» **RECORDS FOR THIS TASK**:
* start *

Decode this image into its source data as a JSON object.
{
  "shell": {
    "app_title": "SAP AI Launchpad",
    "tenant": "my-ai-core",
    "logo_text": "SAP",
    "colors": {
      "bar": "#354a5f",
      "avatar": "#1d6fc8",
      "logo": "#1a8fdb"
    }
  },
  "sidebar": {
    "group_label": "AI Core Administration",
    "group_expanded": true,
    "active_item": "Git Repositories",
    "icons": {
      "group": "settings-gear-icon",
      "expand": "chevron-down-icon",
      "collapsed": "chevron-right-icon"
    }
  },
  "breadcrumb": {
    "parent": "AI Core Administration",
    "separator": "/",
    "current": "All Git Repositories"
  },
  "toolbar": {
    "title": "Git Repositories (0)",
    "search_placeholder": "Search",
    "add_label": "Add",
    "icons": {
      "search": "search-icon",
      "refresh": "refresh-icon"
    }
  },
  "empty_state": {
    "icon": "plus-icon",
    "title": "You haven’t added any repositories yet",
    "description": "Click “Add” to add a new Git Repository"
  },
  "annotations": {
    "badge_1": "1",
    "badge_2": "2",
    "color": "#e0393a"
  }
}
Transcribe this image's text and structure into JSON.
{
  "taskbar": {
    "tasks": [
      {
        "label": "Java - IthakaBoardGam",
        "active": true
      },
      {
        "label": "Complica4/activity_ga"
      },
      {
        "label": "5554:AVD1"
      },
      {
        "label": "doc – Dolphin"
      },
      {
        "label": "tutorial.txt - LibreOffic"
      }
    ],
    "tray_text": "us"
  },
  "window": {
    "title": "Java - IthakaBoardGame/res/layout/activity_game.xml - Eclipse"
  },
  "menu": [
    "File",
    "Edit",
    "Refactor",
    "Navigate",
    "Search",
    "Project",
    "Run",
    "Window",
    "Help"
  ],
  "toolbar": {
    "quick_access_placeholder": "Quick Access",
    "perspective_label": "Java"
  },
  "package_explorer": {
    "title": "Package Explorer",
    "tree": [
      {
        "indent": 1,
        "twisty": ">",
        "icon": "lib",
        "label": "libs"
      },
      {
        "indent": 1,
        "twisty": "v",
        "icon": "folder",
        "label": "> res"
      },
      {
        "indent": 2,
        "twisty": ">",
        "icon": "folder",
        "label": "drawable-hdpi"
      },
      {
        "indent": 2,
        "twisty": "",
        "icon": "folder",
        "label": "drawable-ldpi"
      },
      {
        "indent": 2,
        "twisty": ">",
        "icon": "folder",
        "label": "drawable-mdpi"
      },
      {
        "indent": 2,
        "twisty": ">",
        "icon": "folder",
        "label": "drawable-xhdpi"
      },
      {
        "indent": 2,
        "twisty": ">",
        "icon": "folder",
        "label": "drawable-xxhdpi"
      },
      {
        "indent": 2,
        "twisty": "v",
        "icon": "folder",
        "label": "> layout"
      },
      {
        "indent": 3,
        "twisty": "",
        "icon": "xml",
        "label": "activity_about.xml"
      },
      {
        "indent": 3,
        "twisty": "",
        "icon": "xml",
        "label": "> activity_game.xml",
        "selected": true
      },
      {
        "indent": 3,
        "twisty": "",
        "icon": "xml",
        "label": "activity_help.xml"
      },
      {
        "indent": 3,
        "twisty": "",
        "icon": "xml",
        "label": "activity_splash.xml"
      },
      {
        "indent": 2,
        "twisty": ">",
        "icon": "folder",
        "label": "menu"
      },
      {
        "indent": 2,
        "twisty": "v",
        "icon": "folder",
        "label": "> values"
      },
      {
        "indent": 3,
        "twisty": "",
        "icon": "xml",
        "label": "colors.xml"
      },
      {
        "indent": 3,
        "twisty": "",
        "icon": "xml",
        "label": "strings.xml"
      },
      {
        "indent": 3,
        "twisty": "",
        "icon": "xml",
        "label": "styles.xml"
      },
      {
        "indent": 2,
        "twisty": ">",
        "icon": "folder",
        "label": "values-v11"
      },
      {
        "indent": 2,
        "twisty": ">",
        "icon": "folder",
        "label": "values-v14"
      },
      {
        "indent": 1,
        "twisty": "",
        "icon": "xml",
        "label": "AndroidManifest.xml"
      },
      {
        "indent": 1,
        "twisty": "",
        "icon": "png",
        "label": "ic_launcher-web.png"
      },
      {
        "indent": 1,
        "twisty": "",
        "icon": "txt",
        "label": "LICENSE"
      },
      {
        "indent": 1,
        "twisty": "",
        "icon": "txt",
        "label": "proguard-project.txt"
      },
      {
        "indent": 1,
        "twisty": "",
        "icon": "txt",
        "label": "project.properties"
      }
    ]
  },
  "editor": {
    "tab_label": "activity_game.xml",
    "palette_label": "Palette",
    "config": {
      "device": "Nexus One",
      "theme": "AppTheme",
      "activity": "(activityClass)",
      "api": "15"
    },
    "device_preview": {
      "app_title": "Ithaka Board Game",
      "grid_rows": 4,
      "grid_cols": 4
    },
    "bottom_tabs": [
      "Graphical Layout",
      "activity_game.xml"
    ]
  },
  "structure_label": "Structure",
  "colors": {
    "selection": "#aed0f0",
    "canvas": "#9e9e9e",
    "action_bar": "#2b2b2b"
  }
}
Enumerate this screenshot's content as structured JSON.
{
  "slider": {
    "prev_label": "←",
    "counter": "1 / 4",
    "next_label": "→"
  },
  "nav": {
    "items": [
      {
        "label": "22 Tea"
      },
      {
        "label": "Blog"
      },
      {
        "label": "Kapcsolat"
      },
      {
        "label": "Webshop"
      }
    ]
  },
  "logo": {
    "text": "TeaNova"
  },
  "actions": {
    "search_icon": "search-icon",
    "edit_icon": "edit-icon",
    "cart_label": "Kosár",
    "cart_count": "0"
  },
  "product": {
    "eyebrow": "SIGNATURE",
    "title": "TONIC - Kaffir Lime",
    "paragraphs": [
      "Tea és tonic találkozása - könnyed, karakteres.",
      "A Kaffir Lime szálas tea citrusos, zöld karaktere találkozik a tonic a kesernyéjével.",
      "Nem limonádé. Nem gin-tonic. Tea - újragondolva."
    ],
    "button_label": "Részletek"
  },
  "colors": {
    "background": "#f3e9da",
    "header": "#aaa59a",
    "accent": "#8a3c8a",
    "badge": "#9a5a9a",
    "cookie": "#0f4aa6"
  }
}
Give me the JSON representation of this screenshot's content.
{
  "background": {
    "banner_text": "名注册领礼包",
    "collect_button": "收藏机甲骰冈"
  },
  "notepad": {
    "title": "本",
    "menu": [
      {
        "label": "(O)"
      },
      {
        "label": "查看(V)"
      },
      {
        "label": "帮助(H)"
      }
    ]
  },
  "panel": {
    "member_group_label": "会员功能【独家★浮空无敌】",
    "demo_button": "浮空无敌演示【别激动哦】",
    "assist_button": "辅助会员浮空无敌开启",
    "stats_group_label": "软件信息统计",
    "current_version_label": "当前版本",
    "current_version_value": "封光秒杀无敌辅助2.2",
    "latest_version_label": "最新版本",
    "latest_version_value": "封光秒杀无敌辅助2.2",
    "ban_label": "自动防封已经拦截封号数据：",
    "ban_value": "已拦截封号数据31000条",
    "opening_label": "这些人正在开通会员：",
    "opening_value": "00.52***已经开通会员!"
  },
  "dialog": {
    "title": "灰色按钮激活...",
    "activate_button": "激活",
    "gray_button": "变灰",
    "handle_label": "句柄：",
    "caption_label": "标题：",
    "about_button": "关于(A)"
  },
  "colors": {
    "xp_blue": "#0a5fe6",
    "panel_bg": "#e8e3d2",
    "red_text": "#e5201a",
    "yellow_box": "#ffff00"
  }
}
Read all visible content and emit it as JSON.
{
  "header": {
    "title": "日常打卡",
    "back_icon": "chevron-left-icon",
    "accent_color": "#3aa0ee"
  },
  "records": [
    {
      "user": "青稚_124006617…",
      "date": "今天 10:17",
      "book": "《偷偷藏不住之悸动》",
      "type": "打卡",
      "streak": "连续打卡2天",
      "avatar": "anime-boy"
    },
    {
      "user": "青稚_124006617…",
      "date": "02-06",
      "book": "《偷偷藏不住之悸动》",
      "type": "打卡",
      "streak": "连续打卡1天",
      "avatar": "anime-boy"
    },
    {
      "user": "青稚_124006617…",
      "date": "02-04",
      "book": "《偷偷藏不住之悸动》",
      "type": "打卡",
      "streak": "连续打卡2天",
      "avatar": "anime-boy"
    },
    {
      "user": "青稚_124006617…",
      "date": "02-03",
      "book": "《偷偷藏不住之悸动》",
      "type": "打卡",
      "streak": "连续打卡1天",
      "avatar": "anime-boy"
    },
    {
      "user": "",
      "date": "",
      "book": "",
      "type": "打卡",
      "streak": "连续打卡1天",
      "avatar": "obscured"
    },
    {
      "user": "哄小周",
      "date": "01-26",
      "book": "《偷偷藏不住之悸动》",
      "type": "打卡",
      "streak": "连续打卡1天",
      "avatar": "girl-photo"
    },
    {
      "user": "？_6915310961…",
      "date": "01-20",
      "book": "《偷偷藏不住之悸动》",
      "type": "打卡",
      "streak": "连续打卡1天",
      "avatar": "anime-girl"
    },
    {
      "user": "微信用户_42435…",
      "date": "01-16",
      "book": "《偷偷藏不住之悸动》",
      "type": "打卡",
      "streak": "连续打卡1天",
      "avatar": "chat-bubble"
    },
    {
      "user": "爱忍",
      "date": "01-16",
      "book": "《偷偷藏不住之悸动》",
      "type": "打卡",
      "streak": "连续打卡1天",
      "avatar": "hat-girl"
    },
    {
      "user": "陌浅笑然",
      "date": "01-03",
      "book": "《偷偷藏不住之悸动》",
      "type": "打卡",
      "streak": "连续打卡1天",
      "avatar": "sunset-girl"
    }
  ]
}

* end *

Gather all the lines that include the word "JSON" and copy them out.

» **SOLUTION TO THIS PROBLEM**:
Decode this image into its source data as a JSON object.
Transcribe this image's text and structure into JSON.
Enumerate this screenshot's content as structured JSON.
Give me the JSON representation of this screenshot's content.
Read all visible content and emit it as JSON.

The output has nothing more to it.